Texto para leer:
----------

Por supuesto que el desmoronamiento no fue el producto exclusivo de su causa inmediata: la elección desastrosa de las clases dirigentes realizada en 1990-1991. El sistema soviético estaba carcomido desde hacía por lo menos dos décadas. Y el abandono de la democracia revolucionaria de 1917 en beneficio de la gestión autocrática del nuevo capitalismo de Estado soviético está en definitiva en el origen de la glaciación de la era de Breznev, de la adhesión de la clase política dirigente a la perspectiva capitalista, y del desastre.
Pese a haber mantenido para su gestión económica interna el modelo del capitalismo neoliberal (en una versión tipo «Parque Jurásico», para retomar la frase de Alexandre Buzgalin), la Rusia de Putin no ha sido adoptada por las potencias del imperialismo colectivo contemporáneo (el G7: EEUU, Europa y Japón) como un socio igual. El objetivo de Washington y de Bruselas es destruir al Estado ruso (y al Estado ucraniano) para reducirlos al estatus de regiones sometidas a las exigencias de la expansión del capitalismo de los oligopolios occidentales. Y Putin se ha dado cuenta de ello tarde, cuando las potencias occidentales han preparado, financiado y apoyado lo que no puede sino calificarse como el golpe de estado eurofascista de Kiev.
La cuestión que se plantea ahora es nueva: ¿romperá Putin con el neoliberalismo económico para implicarse, como ya han hecho otros (la China en particular), en un proyecto auténtico de renacimiento económico y social, el de la alternativa «euro-asiática», una alternativa que ha manifestado tener la intención de construir? En el bien entendido que esta construcción solo puede avanzar si se apoya sobre dos pilares: la conducción de una política internacional independiente y la reconstrucción económica y social.
¿Dos pesos, dos medidas?
Comparando el asunto escocés y el ucraniano, es inevitable constatar la duplicidad del discurso y de la acción de las potencias occidentales: dos pesos, dos medidas. La misma duplicidad que se da en multitud de otros ejemplos en los que no me extenderé aquí: «a favor» de la unidad alemana, pagada muy cara por los «Ostis» anexionados, pero «en contra» de la unidad de Yugoslavia, de Irak, de Siria… En realidad, detrás de esta apariencia se perfila el único criterio que rige las elecciones de los poderes del imperialismo colectivo (EEUU, Europa, Japón): el punto de vista del capital financiero dominante. Pero para ver claramente cuáles son las opciones de este hay que proceder al análisis del sistema del capitalismo contemporáneo.
El Estado en el capitalismo contemporáneo
No voy a repetir aquí los aspectos más destacados de los análisis que he llevado a cabo en algunos de mis escritos más recientes, que permiten responder a la cuestión planteada en este artículo: por qué motivos (y con qué métodos) las políticas dominantes se dedican a reforzar al Estado en un lugar y a destruirlo en otros.

----------

Líneas de datos:
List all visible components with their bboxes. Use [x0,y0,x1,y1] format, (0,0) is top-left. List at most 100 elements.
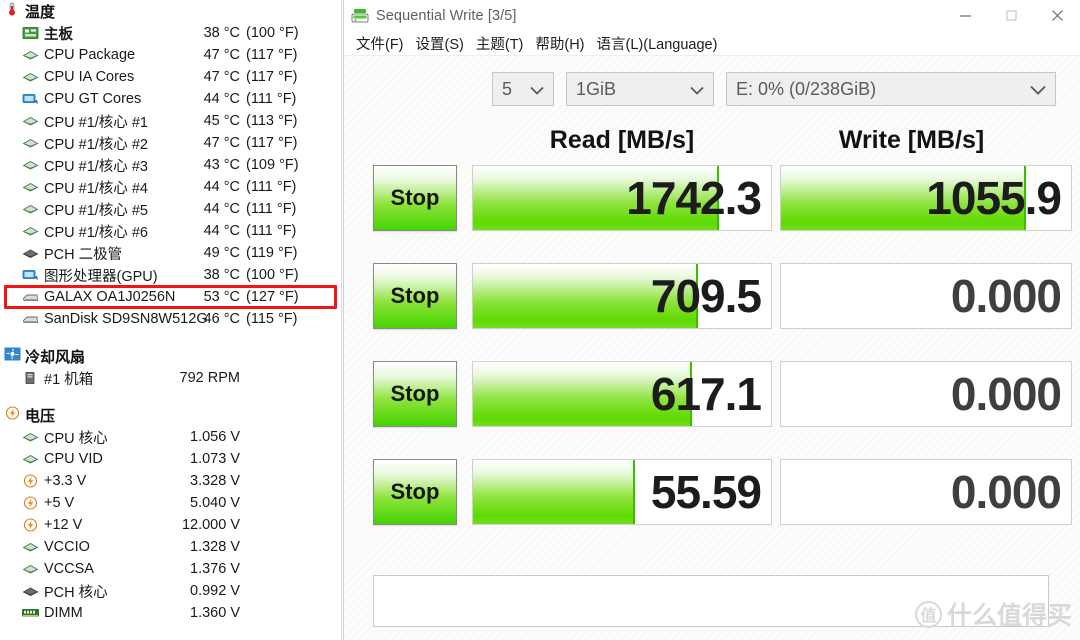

----------

Tarea asignada:
Prolonga el texto sobre Rusia y las potencias occidentales desde su última oración. El listado es material independiente del texto.

Respuesta:
- El sistema de producción capitalista se ha embarcado desde hace unos treinta años (a partir de 1980) en una transformación cualitativa que es posible resumir en una frase corta: la emergencia de un sistema de producción mundializado que sustituye gradualmente los sistemas de producción nacionales anteriores (en el centro de los sistemas autocentrados y de manera simultánea agresivamente abiertos, en las periferias de los sistemas dominados de formas y en grados variables), ellos mismos articulados entre sí en un sistema mundial jerarquizado (caracterizado entre otras cosas por el contraste centros/periferias y por la jerarquía de las potencias imperialistas).
En la década de 1970, Sweezy, Magdof y yo mismo avanzamos ya esta tesis, formulada por mí y por André Günder Frank en una obra publicada en 1978. Decíamos allí que el capitalismo de los monopolios estaba entrando en una nueva era, caracterizada por el desmantelamiento progresivo -pero rápido- de los sistemas productivos nacionales. La producción de un número cada vez mayor de mercancías ya no puede definirse con la etiqueta «made in France» (o en la Unión Soviética, o en EEUU), sino que debería llevar la etiqueta «made in the world», porque su proceso de fabricación ha estallado y se ha fragmentado en segmentos localizados aquí y allí, o sea, por todo el planeta.
El reconocimiento de este hecho, que se ha vuelto banal, no implica una sola explicación relativa a la principal razón de la transformación en cuestión. Por mi parte, yo lo explico por el salto adelante del grado de centralización del control del capital de los monopolios, que he calificado de paso del capitalismo de los monopolios al estadio de los monopolios generalizados. En unos quince años (entre 1975 y 1990) un buen número de dichos monopolios (u oligopolios) localizados en los países de la tríada dominante (EEUU, Europa, Japón) han llegado a ser capaces de controlar el conjunto de las actividades productivas, en su país y en el mundo entero, reduciéndolas al estatus de subcontratistas de iure o de facto, y por ello mismo de puncionar una porción importante de la plusvalía producida por estas actividades, engrosando así la renta de los monopolios dominantes en el sistema.
Los medios que permiten la gestión de este sistema de producción esparcido por todo el mundo se han finalmente unificado gracias entre otras cosas a la revolución informática. Pero a mi modo de ver no se trata más que de unos medios puestos en práctica en respuesta a una necesidad objetiva nueva creada por el salto delante de la centralización del control del capital, mientras que para otros el medio -la revolución informática y la de las tecnologías de producción- es él mismo la causa de la transformación considerada.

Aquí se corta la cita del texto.